## Instructions for the task
Copy out all the entries word for word.

## Stored records
______

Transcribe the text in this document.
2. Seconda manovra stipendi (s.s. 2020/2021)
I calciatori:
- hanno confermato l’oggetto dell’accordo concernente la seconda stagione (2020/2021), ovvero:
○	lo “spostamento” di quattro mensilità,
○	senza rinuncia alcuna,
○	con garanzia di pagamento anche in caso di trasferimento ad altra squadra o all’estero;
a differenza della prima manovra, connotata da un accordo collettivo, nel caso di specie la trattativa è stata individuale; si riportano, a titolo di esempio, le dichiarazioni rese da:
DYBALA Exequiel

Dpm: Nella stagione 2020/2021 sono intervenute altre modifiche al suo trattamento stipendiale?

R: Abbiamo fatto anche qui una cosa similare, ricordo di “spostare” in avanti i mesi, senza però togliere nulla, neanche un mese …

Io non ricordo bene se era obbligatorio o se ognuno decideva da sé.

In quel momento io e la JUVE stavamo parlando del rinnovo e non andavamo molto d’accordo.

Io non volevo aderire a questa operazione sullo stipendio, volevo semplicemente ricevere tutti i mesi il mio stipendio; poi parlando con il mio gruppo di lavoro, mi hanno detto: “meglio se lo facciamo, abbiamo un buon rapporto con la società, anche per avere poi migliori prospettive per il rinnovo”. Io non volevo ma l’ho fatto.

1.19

______

## Reply to the task
Transcribe the text in this document.
2. Seconda manovra stipendi (s.s. 2020/2021)
I calciatori:
- hanno confermato l’oggetto dell’accordo concernente la seconda stagione (2020/2021), ovvero:
○	lo “spostamento” di quattro mensilità,
○	senza rinuncia alcuna,
○	con garanzia di pagamento anche in caso di trasferimento ad altra squadra o all’estero;
a differenza della prima manovra, connotata da un accordo collettivo, nel caso di specie la trattativa è stata individuale; si riportano, a titolo di esempio, le dichiarazioni rese da:
DYBALA Exequiel

Dpm: Nella stagione 2020/2021 sono intervenute altre modifiche al suo trattamento stipendiale?

R: Abbiamo fatto anche qui una cosa similare, ricordo di “spostare” in avanti i mesi, senza però togliere nulla, neanche un mese …

Io non ricordo bene se era obbligatorio o se ognuno decideva da sé.

In quel momento io e la JUVE stavamo parlando del rinnovo e non andavamo molto d’accordo.

Io non volevo aderire a questa operazione sullo stipendio, volevo semplicemente ricevere tutti i mesi il mio stipendio; poi parlando con il mio gruppo di lavoro, mi hanno detto: “meglio se lo facciamo, abbiamo un buon rapporto con la società, anche per avere poi migliori prospettive per il rinnovo”. Io non volevo ma l’ho fatto.

1.19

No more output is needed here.